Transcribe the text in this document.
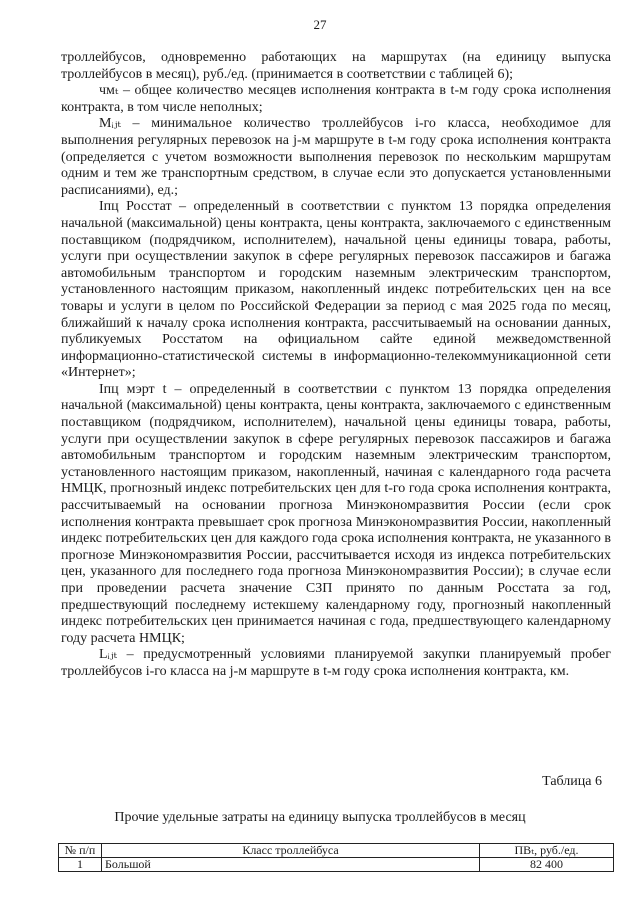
27

троллейбусов, одновременно работающих на маршрутах (на единицу выпуска троллейбусов в месяц), руб./ед. (принимается в соответствии с таблицей 6);

чмₜ – общее количество месяцев исполнения контракта в t-м году срока исполнения контракта, в том числе неполных;

Mᵢⱼₜ – минимальное количество троллейбусов i-го класса, необходимое для выполнения регулярных перевозок на j-м маршруте в t-м году срока исполнения контракта (определяется с учетом возможности выполнения перевозок по нескольким маршрутам одним и тем же транспортным средством, в случае если это допускается установленными расписаниями), ед.;

Iпц Росстат – определенный в соответствии с пунктом 13 порядка определения начальной (максимальной) цены контракта, цены контракта, заключаемого с единственным поставщиком (подрядчиком, исполнителем), начальной цены единицы товара, работы, услуги при осуществлении закупок в сфере регулярных перевозок пассажиров и багажа автомобильным транспортом и городским наземным электрическим транспортом, установленного настоящим приказом, накопленный индекс потребительских цен на все товары и услуги в целом по Российской Федерации за период с мая 2025 года по месяц, ближайший к началу срока исполнения контракта, рассчитываемый на основании данных, публикуемых Росстатом на официальном сайте единой межведомственной информационно-статистической системы в информационно-телекоммуникационной сети «Интернет»;

Iпц мэрт t – определенный в соответствии с пунктом 13 порядка определения начальной (максимальной) цены контракта, цены контракта, заключаемого с единственным поставщиком (подрядчиком, исполнителем), начальной цены единицы товара, работы, услуги при осуществлении закупок в сфере регулярных перевозок пассажиров и багажа автомобильным транспортом и городским наземным электрическим транспортом, установленного настоящим приказом, накопленный, начиная с календарного года расчета НМЦК, прогнозный индекс потребительских цен для t-го года срока исполнения контракта, рассчитываемый на основании прогноза Минэкономразвития России (если срок исполнения контракта превышает срок прогноза Минэкономразвития России, накопленный индекс потребительских цен для каждого года срока исполнения контракта, не указанного в прогнозе Минэкономразвития России, рассчитывается исходя из индекса потребительских цен, указанного для последнего года прогноза Минэкономразвития России); в случае если при проведении расчета значение СЗП принято по данным Росстата за год, предшествующий последнему истекшему календарному году, прогнозный накопленный индекс потребительских цен принимается начиная с года, предшествующего календарному году расчета НМЦК;

Lᵢⱼₜ – предусмотренный условиями планируемой закупки планируемый пробег троллейбусов i-го класса на j-м маршруте в t-м году срока исполнения контракта, км.

Таблица 6
Прочие удельные затраты на единицу выпуска троллейбусов в месяц
№ п/п	Класс троллейбуса	ПВₜ, руб./ед.
1	Большой	82 400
------------
Among the records above, find each line holding the string "выпуска" and pull it out.

троллейбусов, одновременно работающих на маршрутах (на единицу выпуска троллейбусов в месяц), руб./ед. (принимается в соответствии с таблицей 6);
Прочие удельные затраты на единицу выпуска троллейбусов в месяц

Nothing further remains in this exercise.